Data:
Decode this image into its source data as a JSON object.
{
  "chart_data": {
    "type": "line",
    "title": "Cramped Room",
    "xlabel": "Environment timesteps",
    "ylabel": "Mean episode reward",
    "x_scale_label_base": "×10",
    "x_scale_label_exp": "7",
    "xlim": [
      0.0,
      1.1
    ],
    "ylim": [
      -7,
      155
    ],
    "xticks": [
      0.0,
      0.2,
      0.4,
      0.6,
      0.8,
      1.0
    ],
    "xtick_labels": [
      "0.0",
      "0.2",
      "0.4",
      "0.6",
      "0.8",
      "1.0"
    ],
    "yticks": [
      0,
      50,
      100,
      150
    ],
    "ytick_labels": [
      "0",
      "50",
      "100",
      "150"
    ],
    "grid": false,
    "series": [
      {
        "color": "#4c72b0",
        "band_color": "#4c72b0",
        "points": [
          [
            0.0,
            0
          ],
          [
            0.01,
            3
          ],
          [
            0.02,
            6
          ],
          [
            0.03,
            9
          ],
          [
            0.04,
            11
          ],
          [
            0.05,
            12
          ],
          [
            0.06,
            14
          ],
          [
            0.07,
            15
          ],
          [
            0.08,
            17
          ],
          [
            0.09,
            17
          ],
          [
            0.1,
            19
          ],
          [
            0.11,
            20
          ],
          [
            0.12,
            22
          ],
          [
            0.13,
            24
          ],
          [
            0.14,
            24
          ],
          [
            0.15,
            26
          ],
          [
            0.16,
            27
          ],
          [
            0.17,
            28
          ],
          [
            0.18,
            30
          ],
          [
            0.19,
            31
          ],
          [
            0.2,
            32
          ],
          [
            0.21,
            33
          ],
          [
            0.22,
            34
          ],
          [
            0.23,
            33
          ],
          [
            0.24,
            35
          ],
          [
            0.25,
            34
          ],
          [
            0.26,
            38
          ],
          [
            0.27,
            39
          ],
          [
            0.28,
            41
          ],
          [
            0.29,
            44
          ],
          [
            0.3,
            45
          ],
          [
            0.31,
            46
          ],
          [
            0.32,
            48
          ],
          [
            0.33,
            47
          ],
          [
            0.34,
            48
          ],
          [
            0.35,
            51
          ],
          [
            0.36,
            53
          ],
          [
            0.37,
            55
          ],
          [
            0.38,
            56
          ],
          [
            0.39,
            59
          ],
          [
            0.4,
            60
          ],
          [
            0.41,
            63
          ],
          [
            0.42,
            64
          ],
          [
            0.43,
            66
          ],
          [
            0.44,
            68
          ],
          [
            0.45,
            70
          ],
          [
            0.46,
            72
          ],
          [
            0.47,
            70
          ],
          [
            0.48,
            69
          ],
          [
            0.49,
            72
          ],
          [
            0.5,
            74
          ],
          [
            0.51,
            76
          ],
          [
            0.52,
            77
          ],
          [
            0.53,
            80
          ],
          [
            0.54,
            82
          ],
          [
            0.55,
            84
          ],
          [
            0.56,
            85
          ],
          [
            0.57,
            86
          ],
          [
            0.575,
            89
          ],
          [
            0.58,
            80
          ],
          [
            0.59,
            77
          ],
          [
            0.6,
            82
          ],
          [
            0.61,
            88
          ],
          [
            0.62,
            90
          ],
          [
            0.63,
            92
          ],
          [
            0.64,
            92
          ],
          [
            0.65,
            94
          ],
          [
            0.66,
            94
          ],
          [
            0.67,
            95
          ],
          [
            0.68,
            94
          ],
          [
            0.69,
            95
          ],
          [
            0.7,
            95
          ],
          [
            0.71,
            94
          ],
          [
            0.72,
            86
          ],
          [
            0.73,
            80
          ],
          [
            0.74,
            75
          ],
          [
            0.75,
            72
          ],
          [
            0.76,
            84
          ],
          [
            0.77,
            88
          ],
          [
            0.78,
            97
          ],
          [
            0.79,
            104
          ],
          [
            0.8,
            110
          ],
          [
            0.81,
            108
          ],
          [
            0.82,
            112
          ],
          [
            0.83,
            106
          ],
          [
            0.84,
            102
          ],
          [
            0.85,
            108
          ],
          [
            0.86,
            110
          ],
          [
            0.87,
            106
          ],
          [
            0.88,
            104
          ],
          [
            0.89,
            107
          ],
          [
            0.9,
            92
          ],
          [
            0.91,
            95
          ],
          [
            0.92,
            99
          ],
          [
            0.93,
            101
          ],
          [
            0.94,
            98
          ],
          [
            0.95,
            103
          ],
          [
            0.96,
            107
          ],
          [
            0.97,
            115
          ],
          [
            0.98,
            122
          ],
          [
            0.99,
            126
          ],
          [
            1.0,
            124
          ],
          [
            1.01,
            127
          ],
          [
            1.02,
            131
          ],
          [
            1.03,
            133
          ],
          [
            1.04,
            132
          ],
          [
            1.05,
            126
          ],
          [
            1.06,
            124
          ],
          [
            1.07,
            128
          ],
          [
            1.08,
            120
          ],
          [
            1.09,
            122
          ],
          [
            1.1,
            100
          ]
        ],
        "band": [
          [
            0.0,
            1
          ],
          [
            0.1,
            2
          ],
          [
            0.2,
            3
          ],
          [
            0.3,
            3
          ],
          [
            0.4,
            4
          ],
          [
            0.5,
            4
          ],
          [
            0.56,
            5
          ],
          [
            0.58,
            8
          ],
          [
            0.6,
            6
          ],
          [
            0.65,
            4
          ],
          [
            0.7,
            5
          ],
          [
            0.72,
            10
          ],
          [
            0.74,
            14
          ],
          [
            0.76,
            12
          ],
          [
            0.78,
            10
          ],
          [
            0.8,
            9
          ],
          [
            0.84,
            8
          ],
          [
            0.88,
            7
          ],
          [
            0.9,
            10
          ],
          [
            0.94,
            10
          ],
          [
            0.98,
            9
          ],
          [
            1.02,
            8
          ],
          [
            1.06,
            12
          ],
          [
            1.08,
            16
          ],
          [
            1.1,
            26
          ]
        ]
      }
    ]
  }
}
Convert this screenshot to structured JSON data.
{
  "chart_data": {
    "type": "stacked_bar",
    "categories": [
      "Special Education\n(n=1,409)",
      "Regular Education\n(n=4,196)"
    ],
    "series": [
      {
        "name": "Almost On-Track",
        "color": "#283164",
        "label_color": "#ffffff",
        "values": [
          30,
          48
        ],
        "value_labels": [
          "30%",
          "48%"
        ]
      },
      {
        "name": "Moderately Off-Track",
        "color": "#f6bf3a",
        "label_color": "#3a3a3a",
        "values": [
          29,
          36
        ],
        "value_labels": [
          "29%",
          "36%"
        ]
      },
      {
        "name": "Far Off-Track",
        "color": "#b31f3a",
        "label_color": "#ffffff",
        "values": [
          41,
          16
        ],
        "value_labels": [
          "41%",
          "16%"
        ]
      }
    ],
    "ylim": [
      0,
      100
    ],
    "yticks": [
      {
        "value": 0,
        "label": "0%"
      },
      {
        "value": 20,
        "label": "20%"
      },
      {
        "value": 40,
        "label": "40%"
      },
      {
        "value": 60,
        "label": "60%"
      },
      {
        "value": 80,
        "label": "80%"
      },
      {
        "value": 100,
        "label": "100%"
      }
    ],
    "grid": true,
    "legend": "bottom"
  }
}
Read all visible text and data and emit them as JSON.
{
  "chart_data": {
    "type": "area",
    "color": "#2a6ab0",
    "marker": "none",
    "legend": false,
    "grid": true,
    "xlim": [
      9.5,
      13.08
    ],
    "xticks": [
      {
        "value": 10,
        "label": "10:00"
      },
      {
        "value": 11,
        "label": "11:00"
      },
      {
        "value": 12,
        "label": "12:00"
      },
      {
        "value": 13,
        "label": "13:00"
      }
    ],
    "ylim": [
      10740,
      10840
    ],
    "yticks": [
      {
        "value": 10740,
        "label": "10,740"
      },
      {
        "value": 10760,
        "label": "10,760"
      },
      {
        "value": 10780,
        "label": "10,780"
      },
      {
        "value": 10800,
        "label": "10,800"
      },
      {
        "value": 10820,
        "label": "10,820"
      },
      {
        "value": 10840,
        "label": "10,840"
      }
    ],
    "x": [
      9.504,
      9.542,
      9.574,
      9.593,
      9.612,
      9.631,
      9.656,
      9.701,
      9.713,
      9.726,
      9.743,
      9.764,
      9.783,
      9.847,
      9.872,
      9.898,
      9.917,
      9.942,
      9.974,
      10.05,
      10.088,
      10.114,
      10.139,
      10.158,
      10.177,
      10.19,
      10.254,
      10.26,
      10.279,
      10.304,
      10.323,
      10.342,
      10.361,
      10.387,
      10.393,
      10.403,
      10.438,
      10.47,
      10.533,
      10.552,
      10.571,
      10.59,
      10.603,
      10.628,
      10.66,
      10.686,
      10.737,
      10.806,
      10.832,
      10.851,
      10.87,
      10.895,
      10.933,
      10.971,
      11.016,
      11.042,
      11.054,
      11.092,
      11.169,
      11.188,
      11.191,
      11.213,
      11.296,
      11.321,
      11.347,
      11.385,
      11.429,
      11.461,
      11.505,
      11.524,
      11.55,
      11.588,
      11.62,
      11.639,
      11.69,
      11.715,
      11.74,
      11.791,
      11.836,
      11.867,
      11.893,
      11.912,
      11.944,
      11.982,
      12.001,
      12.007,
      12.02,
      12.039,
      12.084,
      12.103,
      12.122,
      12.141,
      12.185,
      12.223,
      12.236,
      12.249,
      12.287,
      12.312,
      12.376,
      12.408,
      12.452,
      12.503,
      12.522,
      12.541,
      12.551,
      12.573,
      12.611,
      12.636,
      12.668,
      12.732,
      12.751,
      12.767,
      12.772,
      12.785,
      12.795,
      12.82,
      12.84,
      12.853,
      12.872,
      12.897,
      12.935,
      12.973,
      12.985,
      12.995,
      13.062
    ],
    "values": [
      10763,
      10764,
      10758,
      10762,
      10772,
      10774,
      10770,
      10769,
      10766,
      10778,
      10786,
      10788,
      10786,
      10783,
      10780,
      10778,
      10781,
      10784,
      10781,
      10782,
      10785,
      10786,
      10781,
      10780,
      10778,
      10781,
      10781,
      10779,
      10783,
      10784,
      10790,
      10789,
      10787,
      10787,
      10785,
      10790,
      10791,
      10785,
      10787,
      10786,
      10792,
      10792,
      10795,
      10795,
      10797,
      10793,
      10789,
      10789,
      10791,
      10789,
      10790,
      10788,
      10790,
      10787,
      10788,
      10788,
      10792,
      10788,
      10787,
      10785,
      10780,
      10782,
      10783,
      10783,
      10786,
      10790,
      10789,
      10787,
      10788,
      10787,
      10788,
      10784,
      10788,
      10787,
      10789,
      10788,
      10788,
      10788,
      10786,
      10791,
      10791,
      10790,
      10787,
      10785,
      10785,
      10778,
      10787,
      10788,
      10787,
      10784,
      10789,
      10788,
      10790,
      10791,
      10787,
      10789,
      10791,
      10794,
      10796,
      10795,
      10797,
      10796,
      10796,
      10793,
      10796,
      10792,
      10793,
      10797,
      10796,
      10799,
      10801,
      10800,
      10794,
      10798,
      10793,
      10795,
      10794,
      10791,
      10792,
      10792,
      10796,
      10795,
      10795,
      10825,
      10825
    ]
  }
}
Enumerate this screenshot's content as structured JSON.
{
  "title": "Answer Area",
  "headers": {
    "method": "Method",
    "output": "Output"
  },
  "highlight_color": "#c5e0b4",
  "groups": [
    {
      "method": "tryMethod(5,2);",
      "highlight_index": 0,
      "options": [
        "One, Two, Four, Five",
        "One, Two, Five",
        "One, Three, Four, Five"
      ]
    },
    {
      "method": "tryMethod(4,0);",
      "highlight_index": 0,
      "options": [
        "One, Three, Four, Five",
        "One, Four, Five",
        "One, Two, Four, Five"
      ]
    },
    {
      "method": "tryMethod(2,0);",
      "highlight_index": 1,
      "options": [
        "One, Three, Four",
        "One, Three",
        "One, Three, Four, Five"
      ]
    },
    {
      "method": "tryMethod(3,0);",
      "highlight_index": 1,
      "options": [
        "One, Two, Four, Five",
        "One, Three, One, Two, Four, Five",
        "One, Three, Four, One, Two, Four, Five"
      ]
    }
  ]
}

Stated task:
Which lines contain the word "screenshot"? Copy each one.

Answer below:
Convert this screenshot to structured JSON data.
Enumerate this screenshot's content as structured JSON.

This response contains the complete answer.